**EXERCISE INPUTS:**
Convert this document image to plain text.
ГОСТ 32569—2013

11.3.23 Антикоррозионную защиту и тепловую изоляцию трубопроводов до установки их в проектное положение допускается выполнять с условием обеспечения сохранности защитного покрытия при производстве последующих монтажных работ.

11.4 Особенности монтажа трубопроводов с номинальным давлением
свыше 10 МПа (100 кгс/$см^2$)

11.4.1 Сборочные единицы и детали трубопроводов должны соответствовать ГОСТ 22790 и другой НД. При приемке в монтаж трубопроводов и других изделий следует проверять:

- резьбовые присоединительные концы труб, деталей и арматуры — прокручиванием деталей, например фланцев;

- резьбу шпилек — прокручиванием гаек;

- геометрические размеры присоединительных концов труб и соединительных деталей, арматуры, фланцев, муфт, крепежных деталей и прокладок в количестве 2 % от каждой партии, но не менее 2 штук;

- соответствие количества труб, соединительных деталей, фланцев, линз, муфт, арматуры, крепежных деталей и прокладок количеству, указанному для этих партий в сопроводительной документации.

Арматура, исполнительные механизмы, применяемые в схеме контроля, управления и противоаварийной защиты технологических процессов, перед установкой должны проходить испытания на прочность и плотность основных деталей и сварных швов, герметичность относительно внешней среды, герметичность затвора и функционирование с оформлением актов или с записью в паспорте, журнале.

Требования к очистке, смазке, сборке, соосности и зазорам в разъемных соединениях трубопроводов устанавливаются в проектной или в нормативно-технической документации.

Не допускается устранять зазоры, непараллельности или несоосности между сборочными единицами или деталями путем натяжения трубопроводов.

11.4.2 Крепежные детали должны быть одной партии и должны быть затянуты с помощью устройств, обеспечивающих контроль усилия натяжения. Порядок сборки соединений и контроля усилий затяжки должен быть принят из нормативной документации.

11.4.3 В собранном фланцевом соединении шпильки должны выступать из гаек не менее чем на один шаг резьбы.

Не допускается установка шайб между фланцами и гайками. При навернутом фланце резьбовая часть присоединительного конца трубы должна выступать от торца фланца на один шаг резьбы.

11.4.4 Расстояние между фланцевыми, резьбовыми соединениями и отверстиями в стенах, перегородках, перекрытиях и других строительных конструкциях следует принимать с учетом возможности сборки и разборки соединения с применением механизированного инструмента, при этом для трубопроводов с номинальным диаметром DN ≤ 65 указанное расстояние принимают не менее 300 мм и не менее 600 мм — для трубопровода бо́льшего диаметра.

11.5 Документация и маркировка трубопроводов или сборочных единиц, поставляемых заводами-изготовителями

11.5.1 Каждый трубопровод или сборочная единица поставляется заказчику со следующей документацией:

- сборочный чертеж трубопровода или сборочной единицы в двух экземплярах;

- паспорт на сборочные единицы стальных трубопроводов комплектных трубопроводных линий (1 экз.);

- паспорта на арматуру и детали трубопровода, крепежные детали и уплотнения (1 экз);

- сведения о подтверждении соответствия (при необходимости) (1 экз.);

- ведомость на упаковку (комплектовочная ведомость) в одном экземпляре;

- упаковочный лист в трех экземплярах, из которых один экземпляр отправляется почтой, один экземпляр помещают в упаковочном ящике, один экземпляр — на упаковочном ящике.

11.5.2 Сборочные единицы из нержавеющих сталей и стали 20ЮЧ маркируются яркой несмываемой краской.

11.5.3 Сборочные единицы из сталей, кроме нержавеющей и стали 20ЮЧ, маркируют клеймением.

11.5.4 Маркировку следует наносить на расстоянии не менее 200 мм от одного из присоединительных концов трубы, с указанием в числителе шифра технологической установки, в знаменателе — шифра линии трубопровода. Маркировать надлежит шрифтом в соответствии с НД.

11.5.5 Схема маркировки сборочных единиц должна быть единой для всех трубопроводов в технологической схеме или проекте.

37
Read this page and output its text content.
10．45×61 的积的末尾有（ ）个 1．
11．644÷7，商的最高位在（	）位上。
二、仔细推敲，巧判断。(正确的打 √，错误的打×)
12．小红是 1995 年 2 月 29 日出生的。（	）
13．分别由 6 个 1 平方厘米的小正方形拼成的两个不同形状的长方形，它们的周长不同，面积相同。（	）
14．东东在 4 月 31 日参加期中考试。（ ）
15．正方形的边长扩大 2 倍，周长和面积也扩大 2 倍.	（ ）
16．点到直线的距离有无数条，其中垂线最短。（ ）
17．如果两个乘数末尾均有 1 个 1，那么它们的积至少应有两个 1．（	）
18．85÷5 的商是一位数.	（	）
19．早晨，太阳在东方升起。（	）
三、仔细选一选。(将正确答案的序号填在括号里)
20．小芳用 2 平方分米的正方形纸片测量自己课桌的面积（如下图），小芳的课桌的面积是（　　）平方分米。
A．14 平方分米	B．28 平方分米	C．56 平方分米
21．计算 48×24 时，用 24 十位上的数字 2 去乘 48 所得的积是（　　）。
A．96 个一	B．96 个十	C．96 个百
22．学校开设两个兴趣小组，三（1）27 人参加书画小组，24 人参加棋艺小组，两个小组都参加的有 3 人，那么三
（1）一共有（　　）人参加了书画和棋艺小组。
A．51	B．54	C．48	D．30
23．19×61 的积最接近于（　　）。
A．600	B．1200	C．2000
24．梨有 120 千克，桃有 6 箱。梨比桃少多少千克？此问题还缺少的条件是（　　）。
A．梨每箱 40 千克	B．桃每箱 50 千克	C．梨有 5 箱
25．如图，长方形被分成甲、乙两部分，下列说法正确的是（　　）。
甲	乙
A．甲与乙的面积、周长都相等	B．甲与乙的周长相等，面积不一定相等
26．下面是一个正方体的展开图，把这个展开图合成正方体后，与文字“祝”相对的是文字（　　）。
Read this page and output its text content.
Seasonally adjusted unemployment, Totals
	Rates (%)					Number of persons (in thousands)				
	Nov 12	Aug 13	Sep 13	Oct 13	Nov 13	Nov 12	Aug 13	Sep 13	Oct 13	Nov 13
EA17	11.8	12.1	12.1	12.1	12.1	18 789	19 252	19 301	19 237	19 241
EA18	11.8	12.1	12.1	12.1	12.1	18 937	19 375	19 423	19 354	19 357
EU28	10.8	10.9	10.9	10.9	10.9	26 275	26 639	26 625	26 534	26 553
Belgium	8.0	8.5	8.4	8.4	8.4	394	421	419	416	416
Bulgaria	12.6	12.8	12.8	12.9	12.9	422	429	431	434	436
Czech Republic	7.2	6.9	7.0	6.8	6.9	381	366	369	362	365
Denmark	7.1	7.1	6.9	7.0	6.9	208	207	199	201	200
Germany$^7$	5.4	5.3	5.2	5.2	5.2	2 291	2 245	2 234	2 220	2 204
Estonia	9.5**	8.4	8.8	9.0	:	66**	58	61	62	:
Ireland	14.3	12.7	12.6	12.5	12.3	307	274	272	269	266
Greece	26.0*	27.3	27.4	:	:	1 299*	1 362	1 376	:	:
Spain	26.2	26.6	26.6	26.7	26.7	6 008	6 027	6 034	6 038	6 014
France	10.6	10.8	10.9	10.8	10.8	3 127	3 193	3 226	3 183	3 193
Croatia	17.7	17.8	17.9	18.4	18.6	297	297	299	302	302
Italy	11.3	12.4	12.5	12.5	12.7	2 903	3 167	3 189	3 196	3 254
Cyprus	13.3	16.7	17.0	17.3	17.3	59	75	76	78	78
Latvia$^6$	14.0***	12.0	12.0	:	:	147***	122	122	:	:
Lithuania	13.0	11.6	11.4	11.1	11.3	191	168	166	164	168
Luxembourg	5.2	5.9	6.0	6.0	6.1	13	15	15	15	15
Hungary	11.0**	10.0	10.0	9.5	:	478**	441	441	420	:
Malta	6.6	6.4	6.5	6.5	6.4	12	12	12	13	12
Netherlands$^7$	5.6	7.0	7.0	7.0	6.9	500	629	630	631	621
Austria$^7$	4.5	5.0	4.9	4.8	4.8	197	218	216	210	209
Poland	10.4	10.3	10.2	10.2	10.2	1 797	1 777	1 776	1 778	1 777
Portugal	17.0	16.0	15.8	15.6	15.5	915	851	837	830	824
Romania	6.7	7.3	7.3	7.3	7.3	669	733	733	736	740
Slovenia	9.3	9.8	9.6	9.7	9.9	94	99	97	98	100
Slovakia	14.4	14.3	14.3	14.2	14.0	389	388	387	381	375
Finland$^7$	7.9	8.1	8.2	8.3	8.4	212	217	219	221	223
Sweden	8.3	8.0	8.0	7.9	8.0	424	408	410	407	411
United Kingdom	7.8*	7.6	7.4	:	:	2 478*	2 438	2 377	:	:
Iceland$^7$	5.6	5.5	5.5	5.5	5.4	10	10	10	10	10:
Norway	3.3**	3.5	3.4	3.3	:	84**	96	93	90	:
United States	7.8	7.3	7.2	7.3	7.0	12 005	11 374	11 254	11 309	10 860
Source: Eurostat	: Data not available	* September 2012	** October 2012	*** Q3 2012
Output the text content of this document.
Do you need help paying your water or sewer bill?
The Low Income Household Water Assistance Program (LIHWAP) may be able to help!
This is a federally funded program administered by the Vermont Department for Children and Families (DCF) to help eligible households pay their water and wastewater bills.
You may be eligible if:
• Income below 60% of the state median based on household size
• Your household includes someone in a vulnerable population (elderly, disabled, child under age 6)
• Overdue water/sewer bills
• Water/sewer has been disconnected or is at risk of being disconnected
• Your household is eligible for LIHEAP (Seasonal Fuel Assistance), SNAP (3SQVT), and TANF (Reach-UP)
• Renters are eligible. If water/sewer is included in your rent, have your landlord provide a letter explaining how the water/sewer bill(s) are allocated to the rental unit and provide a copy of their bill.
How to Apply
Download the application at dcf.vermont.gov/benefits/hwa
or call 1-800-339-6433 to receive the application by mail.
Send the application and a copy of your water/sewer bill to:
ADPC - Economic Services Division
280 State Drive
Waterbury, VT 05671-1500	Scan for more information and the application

**TASK PROMPT:**
All lines above with "трубопровода" in them should be returned.

**RESULT OF THIS TASK:**
11.4.4 Расстояние между фланцевыми, резьбовыми соединениями и отверстиями в стенах, перегородках, перекрытиях и других строительных конструкциях следует принимать с учетом возможности сборки и разборки соединения с применением механизированного инструмента, при этом для трубопроводов с номинальным диаметром DN ≤ 65 указанное расстояние принимают не менее 300 мм и не менее 600 мм — для трубопровода бо́льшего диаметра.
- сборочный чертеж трубопровода или сборочной единицы в двух экземплярах;
- паспорта на арматуру и детали трубопровода, крепежные детали и уплотнения (1 экз);
11.5.4 Маркировку следует наносить на расстоянии не менее 200 мм от одного из присоединительных концов трубы, с указанием в числителе шифра технологической установки, в знаменателе — шифра линии трубопровода. Маркировать надлежит шрифтом в соответствии с НД.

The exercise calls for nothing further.